** Text section follows **
Consortium Helps Students Find Path to a Just Future

“In the midst of what feels like a generational downfall, the pandemic, genocide, and everything happening today, it’s important to remember that humanity has never known a perfect world, but we’ve never needed a guarantee of success to try to strive for one,” Wanjiku “Wawa” Gatheru reminded the entire KUA community as she delivered the keynote presentation for this year’s Consortium on Justice on Friday, April 15. 
Gatheru is an environmental justice advocate, writer, and current graduate student at the University of Oxford. She is a first generation American of Kenyan descent, and the first Black person in history to receive the Rhodes, Truman, and Udall Scholarships. As the founder of Black Girl Environmentalist, an organization which uplifts the voices of those most adversely impacted by environmental inequities, she leads conversations around the climate crisis and joined KUA on Friday to close a week of immersive and reflective events.   
 
Gatheru recommended finding a personal path to a just future for the climate and offered her perspective on how to tackle some of the most challenging social, economic, racial, and environmental obstacles facing the world today.  
 
“The environments that we facilitate have to be a fertile foundation for building a new world among each other, one of kindness and care and community,” Gatheru explained. “All of us will be the ones to make future generations proud, and we will save ourselves and the planet in the process. We must embody the justice we want to achieve.”
** End of Text section **
** Data listing follows **
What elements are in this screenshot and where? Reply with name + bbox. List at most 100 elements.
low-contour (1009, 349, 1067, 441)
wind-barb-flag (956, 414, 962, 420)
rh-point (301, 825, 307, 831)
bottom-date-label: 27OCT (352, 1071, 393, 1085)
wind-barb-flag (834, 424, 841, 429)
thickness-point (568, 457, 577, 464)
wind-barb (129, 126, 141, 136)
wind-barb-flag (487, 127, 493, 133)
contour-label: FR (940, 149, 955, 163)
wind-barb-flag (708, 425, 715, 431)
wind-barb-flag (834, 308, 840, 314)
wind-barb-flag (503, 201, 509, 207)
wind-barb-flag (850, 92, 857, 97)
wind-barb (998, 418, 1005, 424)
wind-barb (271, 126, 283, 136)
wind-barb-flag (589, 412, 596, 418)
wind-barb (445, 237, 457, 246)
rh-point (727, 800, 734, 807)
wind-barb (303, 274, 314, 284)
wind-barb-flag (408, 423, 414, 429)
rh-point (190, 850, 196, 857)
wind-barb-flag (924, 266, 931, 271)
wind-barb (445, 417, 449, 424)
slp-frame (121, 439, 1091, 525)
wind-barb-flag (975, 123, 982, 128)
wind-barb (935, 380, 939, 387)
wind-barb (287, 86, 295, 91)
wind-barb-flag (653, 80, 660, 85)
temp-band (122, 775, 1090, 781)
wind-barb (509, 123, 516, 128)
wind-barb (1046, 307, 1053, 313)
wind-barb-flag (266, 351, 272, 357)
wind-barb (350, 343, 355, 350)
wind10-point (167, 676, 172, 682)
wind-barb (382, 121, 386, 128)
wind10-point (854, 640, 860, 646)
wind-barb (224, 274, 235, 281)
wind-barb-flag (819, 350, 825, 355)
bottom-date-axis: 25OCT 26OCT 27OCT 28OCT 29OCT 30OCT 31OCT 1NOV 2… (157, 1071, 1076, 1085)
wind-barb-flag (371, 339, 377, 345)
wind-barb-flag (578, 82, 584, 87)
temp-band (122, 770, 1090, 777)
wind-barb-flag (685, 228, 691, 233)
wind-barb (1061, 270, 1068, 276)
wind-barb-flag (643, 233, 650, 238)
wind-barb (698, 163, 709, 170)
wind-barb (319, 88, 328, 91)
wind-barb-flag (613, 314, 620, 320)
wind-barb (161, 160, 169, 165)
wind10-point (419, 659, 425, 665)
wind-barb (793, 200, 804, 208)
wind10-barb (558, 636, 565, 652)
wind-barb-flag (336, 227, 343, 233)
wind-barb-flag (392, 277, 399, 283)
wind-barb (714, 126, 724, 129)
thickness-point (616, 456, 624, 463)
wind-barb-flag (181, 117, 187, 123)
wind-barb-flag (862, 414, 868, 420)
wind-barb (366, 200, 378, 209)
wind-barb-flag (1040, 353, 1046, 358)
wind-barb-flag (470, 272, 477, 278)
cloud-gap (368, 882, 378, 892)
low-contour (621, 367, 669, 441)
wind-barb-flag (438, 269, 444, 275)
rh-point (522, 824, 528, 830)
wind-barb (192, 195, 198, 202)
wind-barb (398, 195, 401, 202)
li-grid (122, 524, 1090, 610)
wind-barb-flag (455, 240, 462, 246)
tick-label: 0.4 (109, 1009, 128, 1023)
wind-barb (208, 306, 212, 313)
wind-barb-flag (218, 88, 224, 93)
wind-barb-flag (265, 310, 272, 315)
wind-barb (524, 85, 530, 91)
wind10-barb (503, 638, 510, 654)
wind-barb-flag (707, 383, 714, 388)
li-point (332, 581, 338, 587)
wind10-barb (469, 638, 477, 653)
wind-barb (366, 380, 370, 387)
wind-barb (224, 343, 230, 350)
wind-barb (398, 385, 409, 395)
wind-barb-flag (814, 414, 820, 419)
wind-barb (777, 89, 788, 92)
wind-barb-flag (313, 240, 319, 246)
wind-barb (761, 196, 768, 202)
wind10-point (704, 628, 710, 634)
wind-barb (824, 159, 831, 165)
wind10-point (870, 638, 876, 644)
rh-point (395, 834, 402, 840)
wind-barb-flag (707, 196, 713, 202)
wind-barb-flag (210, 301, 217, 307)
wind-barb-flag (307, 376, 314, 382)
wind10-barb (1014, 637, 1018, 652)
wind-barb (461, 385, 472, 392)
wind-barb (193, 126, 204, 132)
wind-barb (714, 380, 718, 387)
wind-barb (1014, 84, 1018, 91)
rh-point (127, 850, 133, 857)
** End of Data listing **
### Work item A
In the Consortium on Justice article, what organization did Gatheru found?
### Work item B
Continue the Consortium on Justice article from its last sentence.

### Task output A
Black Girl Environmentalist.

### Task output B
In the days leading up to Gatheru’s presentation, students investigated a wide range of diversity, equity, inclusion, and justice topics. They completed workshop facilitated by global scholars, alumni, parents, and community experts on subjects including the loss of local bird species, immigration patterns, the current conflict in Russia and Ukraine, and much more.  
 
“Wawa’s words were incredibly grounding and filled with inspiration,” commented Takeo ‘23. “As we navigate through such uncertain times regarding many social and political conflicts, being reassured that there is hope and a way to create a just future truly has resonated with the activist spirits of KUA students.”

The KUA Consortium is sponsored through the generous support of alumnus Timothy Case, who established the Timothy P. Case ’80 Fund for Student Life Programs. This fund provides financial support for education and training for students and faculty to promote individual responsibility, respect for diversity, opportunities for leadership, and develop the virtues of citizenship in the community and in the greater world. In addition, KUA was able to bring Gatheru to campus through the support of KUA alumnus and trustee, Don Lowery ’73.